_Requirement_
Only the lines from the line containing "Type out the text in this image." to the end of the entries should be repeated, exactly as they appear.
[Records shown start]
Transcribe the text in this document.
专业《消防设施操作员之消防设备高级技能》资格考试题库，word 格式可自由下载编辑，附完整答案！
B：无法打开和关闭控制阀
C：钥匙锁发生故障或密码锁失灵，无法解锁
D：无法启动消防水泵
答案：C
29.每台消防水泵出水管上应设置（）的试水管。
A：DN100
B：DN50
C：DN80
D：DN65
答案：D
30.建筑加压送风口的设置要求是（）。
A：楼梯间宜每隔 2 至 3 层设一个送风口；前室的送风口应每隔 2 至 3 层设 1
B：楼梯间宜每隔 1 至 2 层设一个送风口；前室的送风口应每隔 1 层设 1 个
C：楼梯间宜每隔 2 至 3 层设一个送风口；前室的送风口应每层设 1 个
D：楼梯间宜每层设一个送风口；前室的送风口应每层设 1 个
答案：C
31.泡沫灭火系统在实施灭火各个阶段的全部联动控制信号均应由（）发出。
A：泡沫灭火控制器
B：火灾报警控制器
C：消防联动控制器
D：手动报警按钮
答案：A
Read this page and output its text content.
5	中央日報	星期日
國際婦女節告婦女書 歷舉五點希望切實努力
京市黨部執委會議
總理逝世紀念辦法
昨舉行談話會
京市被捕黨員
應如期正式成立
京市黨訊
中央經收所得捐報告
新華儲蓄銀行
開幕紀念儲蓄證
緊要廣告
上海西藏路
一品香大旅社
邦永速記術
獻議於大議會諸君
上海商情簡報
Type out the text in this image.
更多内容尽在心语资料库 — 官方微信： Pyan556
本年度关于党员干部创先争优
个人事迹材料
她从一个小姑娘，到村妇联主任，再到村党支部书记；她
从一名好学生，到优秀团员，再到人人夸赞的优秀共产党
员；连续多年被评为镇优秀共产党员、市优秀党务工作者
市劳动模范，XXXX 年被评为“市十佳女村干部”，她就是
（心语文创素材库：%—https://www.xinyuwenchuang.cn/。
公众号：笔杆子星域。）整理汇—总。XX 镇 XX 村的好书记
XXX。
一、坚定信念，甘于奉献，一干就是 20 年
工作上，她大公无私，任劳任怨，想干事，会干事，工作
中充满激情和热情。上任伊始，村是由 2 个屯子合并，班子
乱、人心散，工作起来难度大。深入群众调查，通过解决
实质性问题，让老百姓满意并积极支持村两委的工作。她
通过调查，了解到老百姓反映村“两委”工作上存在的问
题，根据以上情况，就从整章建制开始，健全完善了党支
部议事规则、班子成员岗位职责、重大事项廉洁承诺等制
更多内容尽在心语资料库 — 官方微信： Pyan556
[Records shown end]
_Final answer_
Type out the text in this image.
更多内容尽在心语资料库 — 官方微信： Pyan556
本年度关于党员干部创先争优
个人事迹材料
她从一个小姑娘，到村妇联主任，再到村党支部书记；她
从一名好学生，到优秀团员，再到人人夸赞的优秀共产党
员；连续多年被评为镇优秀共产党员、市优秀党务工作者
市劳动模范，XXXX 年被评为“市十佳女村干部”，她就是
（心语文创素材库：%—https://www.xinyuwenchuang.cn/。
公众号：笔杆子星域。）整理汇—总。XX 镇 XX 村的好书记
XXX。
一、坚定信念，甘于奉献，一干就是 20 年
工作上，她大公无私，任劳任怨，想干事，会干事，工作
中充满激情和热情。上任伊始，村是由 2 个屯子合并，班子
乱、人心散，工作起来难度大。深入群众调查，通过解决
实质性问题，让老百姓满意并积极支持村两委的工作。她
通过调查，了解到老百姓反映村“两委”工作上存在的问
题，根据以上情况，就从整章建制开始，健全完善了党支
部议事规则、班子成员岗位职责、重大事项廉洁承诺等制
更多内容尽在心语资料库 — 官方微信： Pyan556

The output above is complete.